── Stored data ──

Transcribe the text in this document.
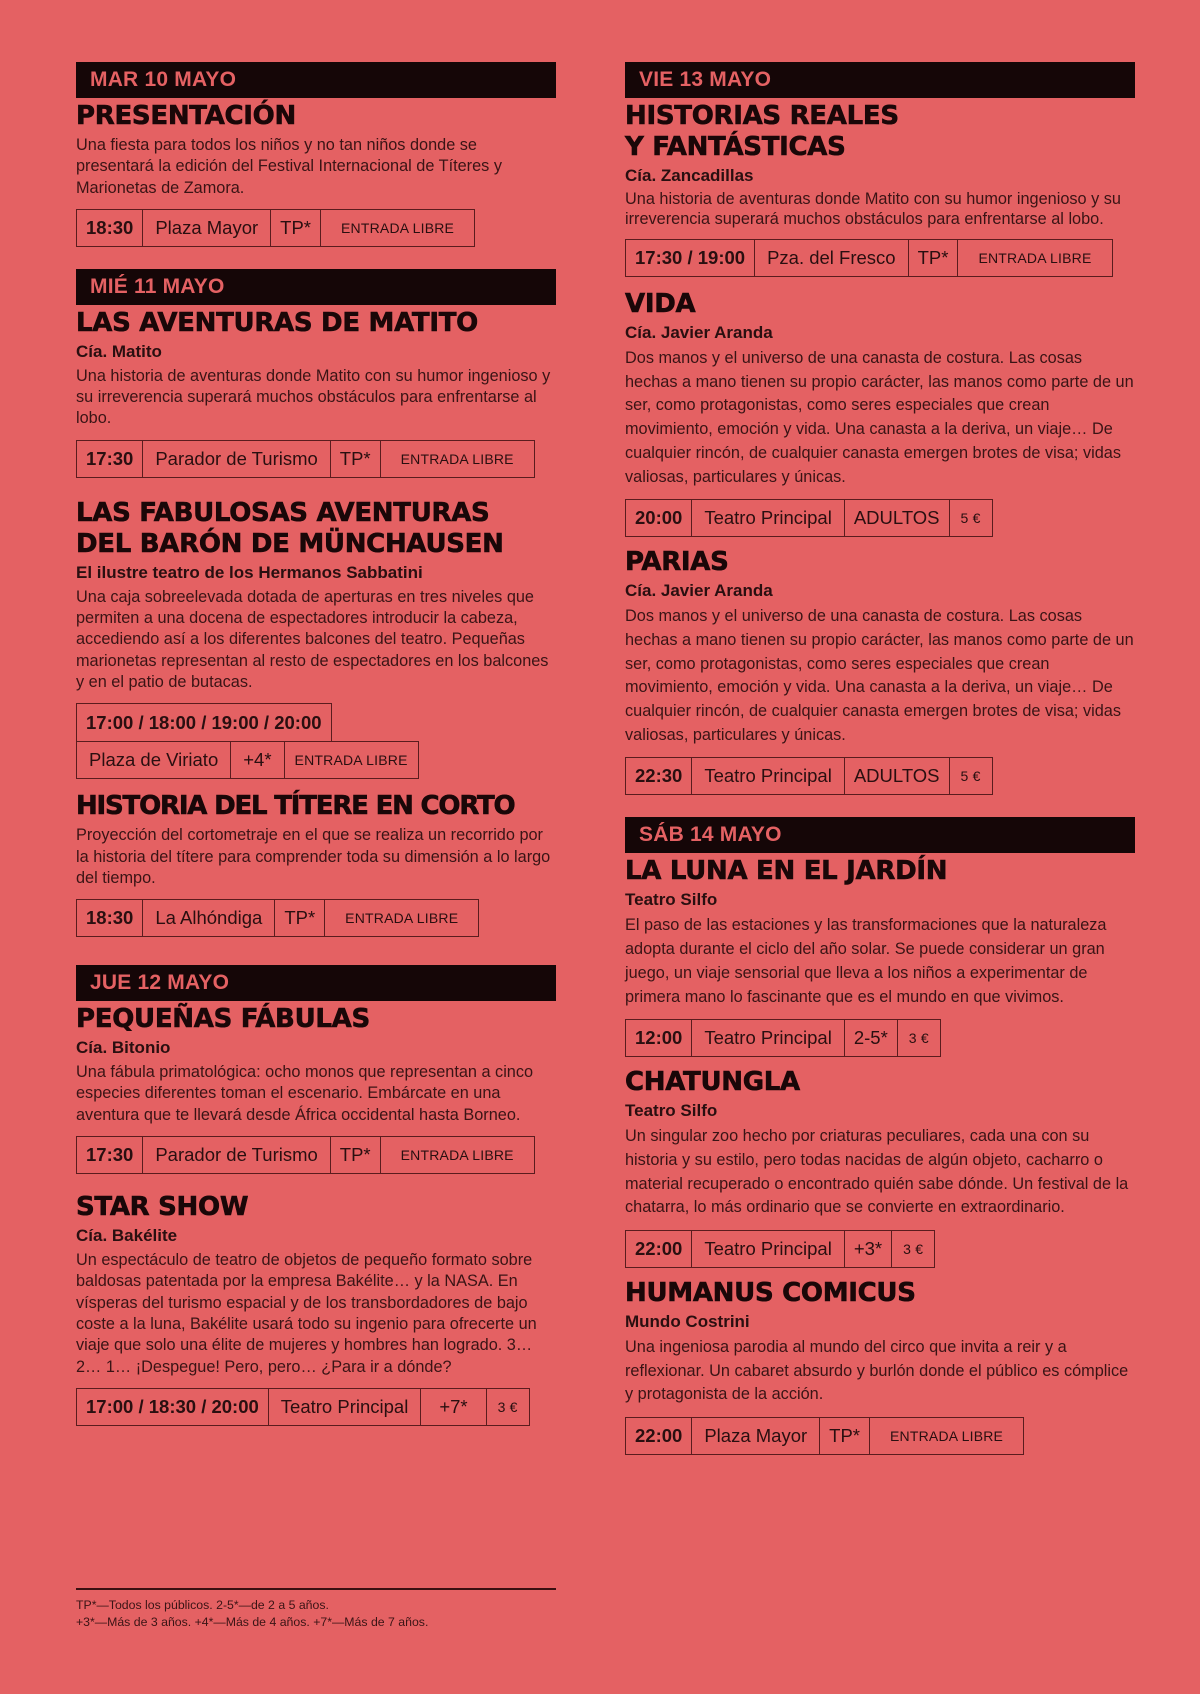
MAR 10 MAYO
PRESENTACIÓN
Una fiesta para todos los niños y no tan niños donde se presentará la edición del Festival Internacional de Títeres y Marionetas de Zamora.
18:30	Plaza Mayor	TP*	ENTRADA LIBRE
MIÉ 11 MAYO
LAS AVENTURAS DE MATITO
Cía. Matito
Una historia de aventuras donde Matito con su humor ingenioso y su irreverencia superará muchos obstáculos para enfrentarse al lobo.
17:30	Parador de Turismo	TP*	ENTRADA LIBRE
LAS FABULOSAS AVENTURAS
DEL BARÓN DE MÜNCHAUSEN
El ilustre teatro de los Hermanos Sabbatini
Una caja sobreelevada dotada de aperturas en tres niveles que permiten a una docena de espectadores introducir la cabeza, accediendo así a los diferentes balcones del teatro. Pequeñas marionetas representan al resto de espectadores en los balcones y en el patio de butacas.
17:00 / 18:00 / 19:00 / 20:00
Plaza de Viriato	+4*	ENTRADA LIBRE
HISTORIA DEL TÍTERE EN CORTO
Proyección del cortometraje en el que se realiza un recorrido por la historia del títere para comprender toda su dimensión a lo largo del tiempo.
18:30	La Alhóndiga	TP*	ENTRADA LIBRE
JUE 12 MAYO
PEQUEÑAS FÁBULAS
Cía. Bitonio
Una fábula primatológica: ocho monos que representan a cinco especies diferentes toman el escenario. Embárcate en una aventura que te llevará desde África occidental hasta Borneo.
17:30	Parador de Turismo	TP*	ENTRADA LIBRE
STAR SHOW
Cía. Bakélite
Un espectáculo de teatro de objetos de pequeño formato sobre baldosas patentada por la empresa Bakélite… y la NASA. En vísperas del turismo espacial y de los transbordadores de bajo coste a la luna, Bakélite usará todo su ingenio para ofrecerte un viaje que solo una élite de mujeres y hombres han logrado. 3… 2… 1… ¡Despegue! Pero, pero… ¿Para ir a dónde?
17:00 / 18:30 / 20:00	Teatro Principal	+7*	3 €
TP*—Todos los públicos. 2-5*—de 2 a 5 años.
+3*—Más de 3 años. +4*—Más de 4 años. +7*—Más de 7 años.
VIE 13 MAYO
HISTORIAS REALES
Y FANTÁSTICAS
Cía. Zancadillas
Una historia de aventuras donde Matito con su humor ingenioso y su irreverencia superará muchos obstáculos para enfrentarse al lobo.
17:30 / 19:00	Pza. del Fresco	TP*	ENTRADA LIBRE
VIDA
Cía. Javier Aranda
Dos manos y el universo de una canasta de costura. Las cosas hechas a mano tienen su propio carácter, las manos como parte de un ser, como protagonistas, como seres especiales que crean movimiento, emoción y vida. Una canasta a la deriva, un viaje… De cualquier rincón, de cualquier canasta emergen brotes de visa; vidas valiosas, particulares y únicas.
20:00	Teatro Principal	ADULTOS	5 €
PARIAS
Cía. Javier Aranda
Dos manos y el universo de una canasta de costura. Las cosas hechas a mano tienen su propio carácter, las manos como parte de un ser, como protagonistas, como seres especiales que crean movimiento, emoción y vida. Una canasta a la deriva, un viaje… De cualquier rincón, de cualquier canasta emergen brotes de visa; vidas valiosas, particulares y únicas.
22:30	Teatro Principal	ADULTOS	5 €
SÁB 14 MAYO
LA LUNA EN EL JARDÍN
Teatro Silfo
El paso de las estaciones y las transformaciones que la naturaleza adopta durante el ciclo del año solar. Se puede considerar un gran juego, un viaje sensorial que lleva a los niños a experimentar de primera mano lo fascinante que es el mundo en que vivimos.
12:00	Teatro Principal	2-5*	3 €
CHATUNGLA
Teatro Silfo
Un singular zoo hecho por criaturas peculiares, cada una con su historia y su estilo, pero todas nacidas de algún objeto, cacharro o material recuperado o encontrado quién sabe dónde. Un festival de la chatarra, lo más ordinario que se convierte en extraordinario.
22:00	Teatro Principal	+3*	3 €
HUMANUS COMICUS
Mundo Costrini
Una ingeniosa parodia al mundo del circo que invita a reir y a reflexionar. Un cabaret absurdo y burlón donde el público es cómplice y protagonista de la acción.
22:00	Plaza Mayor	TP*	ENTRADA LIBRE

───
── Stored data ──

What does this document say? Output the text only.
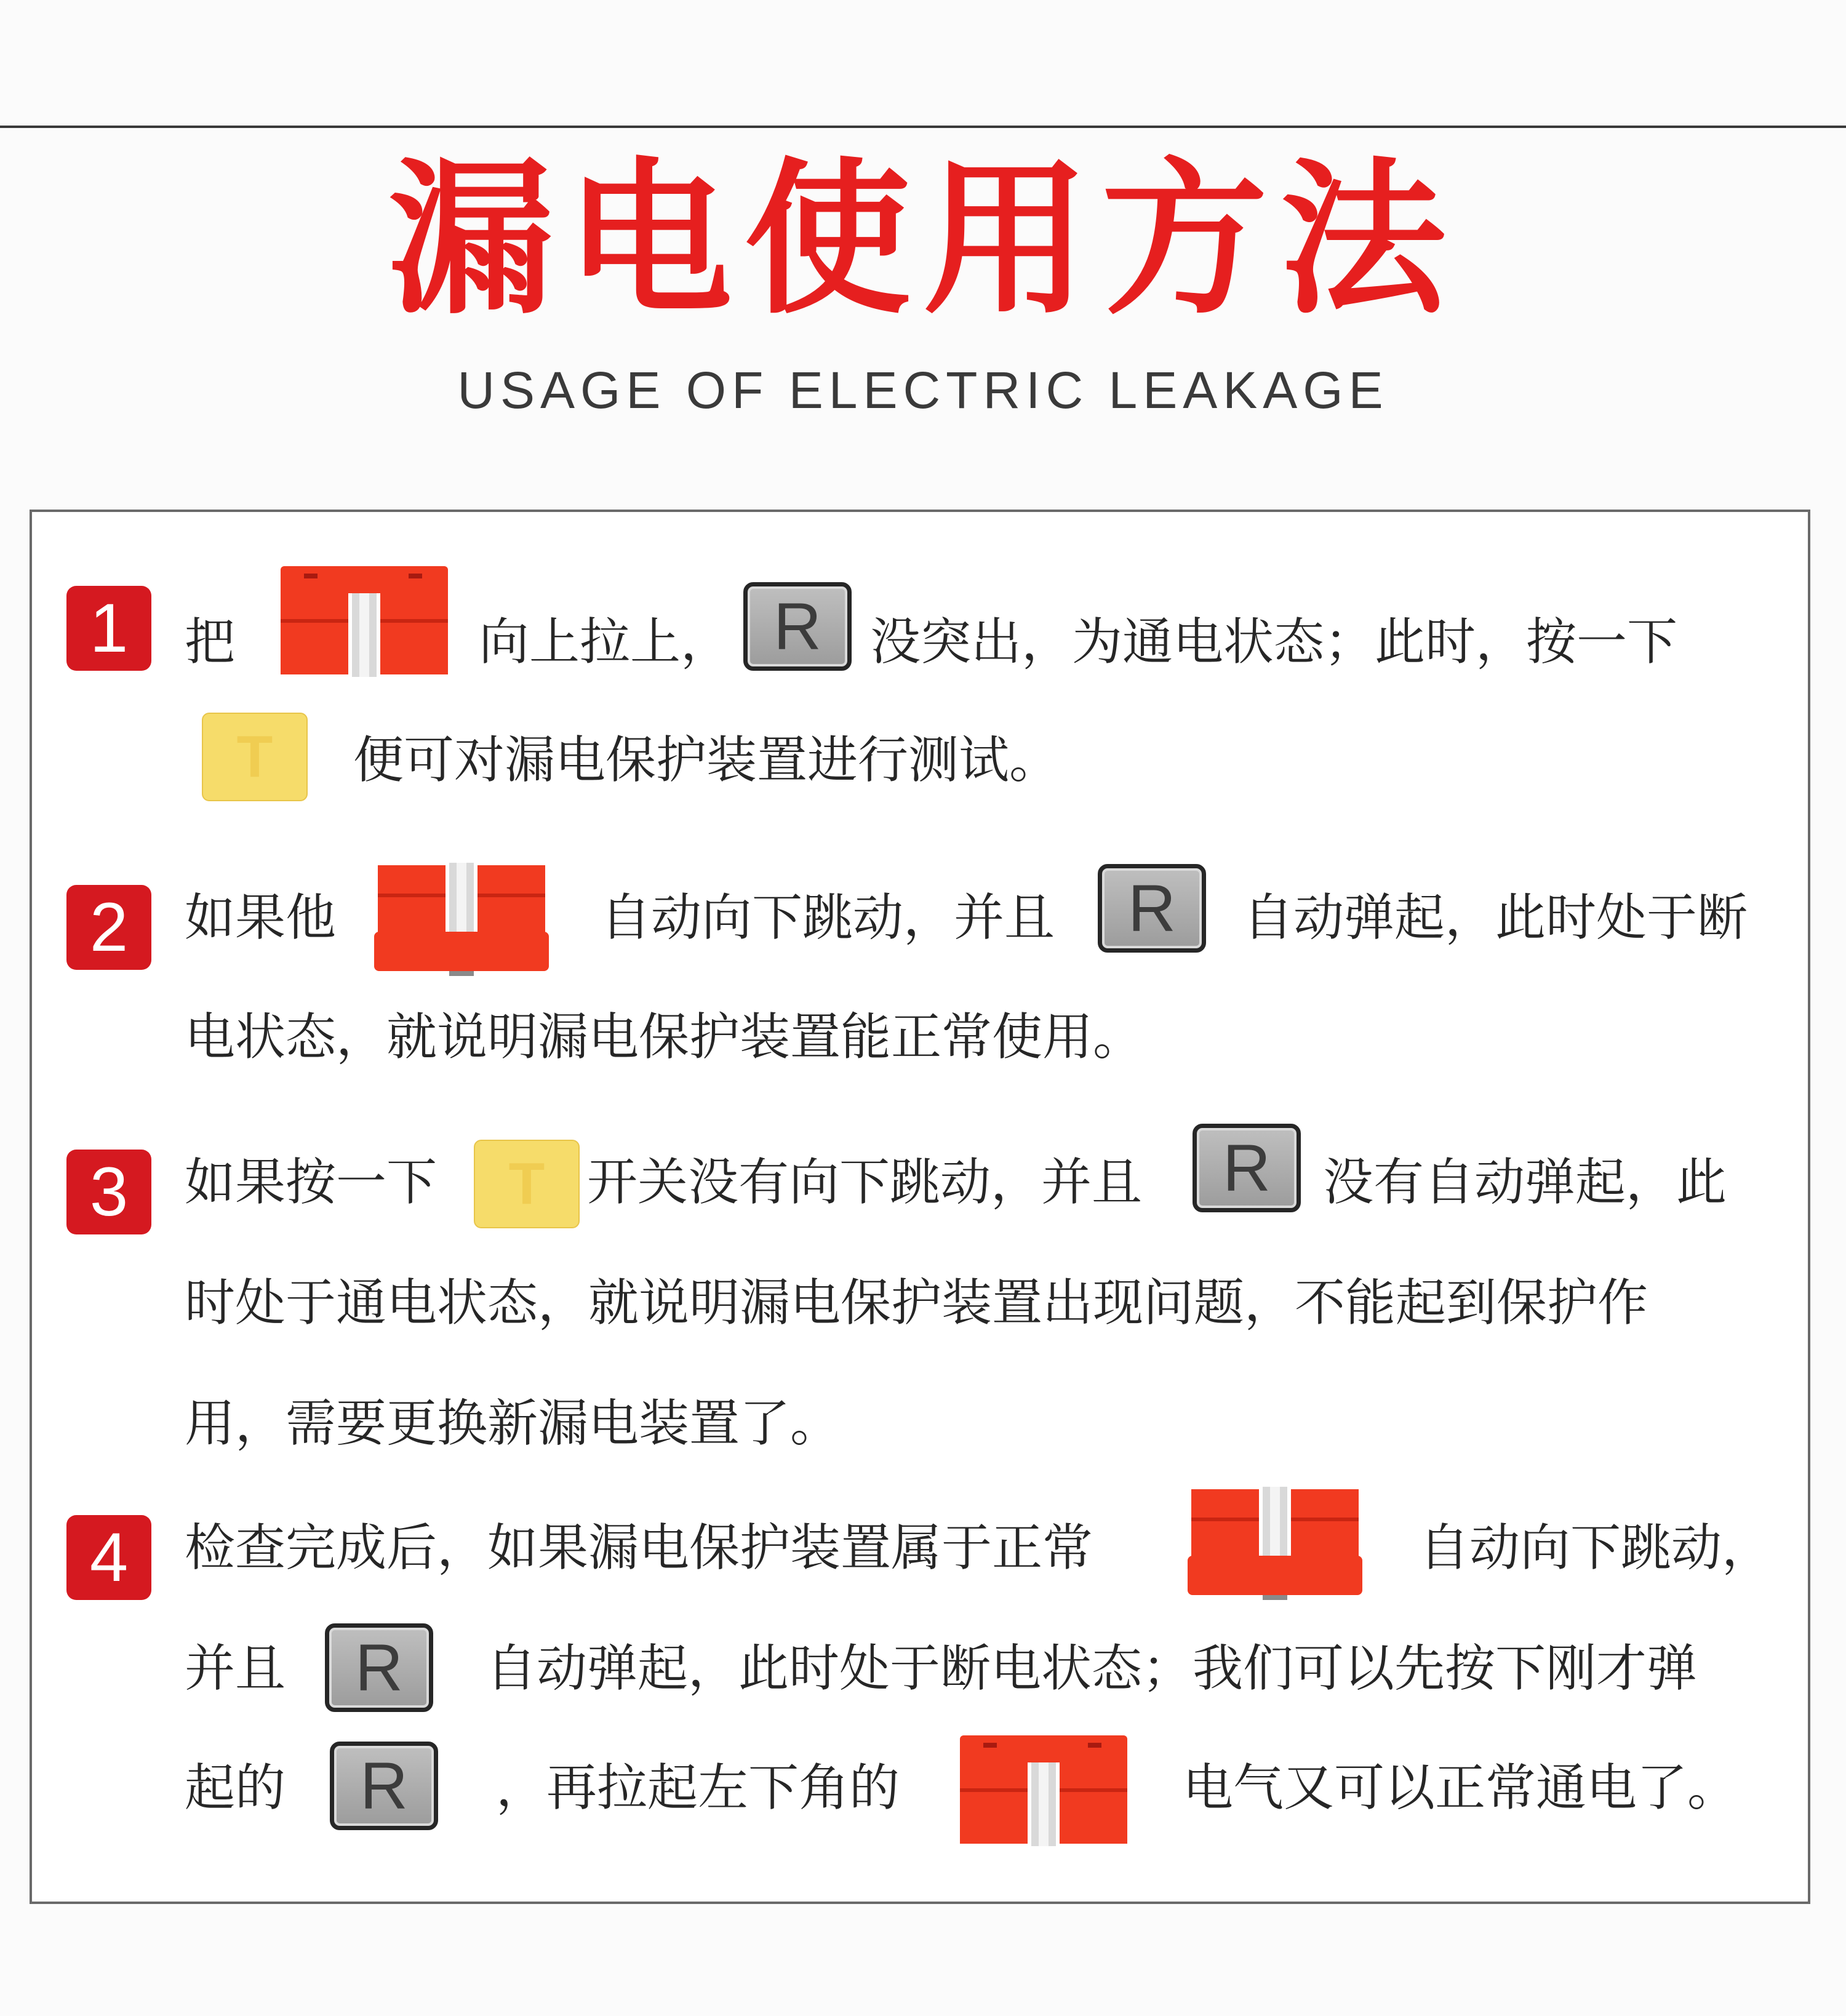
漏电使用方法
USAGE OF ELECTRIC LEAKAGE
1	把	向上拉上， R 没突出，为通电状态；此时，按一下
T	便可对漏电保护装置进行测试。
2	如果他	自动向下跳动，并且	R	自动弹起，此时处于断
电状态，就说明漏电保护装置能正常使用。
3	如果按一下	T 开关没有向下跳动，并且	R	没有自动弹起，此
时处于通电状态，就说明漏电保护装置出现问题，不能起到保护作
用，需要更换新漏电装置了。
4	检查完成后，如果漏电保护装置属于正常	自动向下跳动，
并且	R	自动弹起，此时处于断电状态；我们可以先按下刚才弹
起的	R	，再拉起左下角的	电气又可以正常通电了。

───

**Exercise brief**
Read the entries above, then pull out the lines that include "ADULTOS".

**The response**
20:00	Teatro Principal	ADULTOS	5 €
22:30	Teatro Principal	ADULTOS	5 €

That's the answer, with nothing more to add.